● DOCUMENT PASSAGE:
■ ■ ■ ■ ■

Designer Matthew Williamson chose to pull back from his fashion label when the business side took precedence over the artistic.
As a celebrated fashion designer, Matthew Williamson employed 50 staff and split his time between Italy, the UK and the USA. But as the company grew, he struggled with the business demands. Now, he’s reinvented himself as an interior and homeware product designer, shuttles between just two countries and employs four people.
I got a job as a fashion designer pretty much the day I left college. It was with high-street retailer Accessorize and I was left to design everything. It was a good, solid job, but I handed in my notice three years later to set up my own label. A business in a bedsit, basically. My mum went berserk.
Things were about to get a lot more ‘berserk’. I sent some illustrations of what I was doing to a journalist at Vogue. My work was featured in the magazine and before I knew it I was doing a runway show at London Fashion Week. Kate Moss, Jade Jagger and Helena Christensen all agreed to model.

■ ■ ■ ■ ■

● DATASET ROWS:

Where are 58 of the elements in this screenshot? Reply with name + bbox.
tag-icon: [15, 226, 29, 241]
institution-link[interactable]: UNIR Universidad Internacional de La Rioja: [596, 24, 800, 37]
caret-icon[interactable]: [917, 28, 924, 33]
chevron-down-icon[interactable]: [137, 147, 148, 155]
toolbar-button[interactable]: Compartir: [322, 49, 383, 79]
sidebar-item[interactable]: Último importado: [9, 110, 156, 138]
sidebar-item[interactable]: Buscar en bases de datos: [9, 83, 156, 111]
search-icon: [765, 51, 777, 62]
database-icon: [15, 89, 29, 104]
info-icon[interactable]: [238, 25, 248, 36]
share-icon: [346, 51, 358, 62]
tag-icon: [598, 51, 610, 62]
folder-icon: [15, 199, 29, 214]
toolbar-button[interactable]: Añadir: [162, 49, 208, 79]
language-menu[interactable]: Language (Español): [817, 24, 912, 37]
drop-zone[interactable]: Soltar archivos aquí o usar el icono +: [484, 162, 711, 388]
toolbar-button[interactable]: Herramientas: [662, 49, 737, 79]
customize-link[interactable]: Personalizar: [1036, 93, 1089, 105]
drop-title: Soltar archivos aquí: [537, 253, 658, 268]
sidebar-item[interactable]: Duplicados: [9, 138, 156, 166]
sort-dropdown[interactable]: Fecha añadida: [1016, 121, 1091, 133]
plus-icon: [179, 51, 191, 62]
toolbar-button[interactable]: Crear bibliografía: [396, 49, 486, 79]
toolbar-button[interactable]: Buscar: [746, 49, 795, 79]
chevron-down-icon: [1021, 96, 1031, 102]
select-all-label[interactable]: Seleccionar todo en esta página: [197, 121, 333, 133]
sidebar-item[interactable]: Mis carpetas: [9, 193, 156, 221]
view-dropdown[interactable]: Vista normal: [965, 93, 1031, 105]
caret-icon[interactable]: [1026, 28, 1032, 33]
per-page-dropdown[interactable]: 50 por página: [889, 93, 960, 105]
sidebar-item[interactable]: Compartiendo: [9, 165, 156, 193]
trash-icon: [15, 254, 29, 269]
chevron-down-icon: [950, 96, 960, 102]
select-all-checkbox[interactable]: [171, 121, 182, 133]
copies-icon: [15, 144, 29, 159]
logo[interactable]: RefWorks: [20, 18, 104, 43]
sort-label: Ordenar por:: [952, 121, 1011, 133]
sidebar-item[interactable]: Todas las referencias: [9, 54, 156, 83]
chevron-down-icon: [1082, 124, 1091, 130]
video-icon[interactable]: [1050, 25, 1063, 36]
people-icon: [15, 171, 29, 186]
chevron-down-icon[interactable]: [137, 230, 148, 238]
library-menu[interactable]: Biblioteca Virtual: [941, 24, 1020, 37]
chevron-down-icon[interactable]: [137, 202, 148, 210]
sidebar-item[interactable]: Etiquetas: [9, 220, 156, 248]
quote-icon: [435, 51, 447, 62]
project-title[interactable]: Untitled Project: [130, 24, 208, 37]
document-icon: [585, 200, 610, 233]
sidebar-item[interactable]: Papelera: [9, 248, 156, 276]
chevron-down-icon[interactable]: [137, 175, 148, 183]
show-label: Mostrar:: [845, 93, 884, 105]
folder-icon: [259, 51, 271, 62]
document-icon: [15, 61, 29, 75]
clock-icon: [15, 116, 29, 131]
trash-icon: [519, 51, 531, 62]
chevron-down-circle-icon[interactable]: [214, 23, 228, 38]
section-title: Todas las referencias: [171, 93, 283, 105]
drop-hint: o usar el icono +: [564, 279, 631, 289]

■ ■ ■ ■ ■

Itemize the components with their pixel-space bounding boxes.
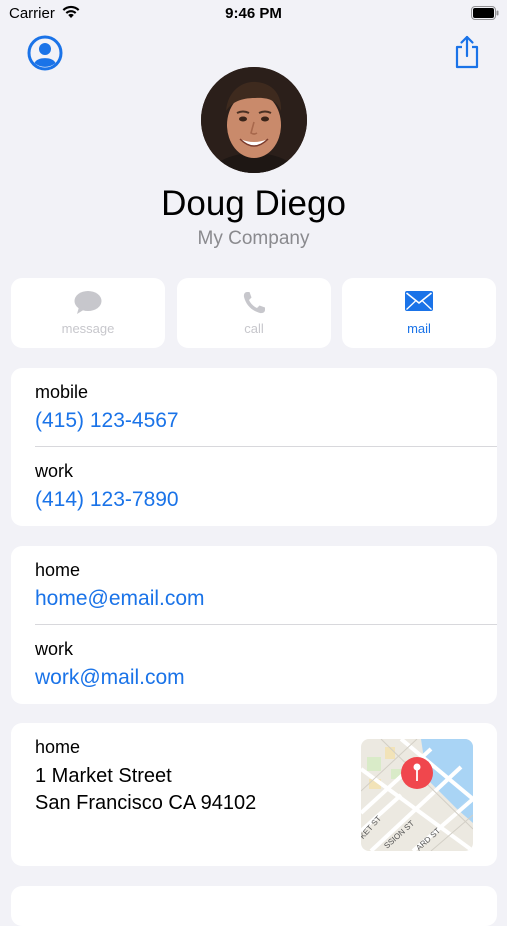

■ ■ ■ ■ ■

● DIRECTIONS:
• A. Using the passage about Matthew Williamson's career, say whether each statement agrees with it: (i) His first job after college was with Accessorize. (ii) He left that first job after five years. (iii) He now employs four people.
• B. Resume the passage about Matthew Williamson's career from the point where it stops.
The material shown after the text comes from a separate, unrelated source.

● RESULTS BY TASK:
• A.
(i) Yes: "It was with high-street retailer Accessorize"
(ii) No: "I handed in my notice three years later"
(iii) Yes: "employs four people"

• B.
That first show was an overnight sensation and it became big news. My business went into the stratosphere, and grew and grew. In the coming years, I received two nominations for Designer of the Year at the British Fashion Awards.
We were riding on a wave of international acclaim, running on adrenaline and sheer excitement. It was sometimes disorientating and the deadlines were punishing – it was a cycle of four collections a year – but we managed well. When I say ‘we’, I’m including my partner, Joseph [Velosa]. He’s very smart and organised, and his skills perfectly complemented mine.
Eventually, we opened a flagship store in London’s Mayfair. The success of that attracted investors to open a place in New York, which is when the wheels fell off.
We had a board and investors. There were update calls to make, over 50 staff to look after, 150 retailers to please. We were being ‘watched’ and it felt very different. Along the way I started to make compromises. Creativity was no longer the priority and running the business became the driving force. Sometimes, I didn’t push for what I believed in.
There were many people who didn’t want to write about, shoot or stock my designs. Thick skin and resilience were definitely required.
I once put a collection down the runway with a particular red dress that I was trying to sell to a well-known store. Their buyer said they liked it, but they would prefer it in pink and gave me some specific ‘instructions’ about what they’d want. Fast forward a few months and I sent the new, pink dress down the runway. She didn’t buy it. I don’t think she even noticed it.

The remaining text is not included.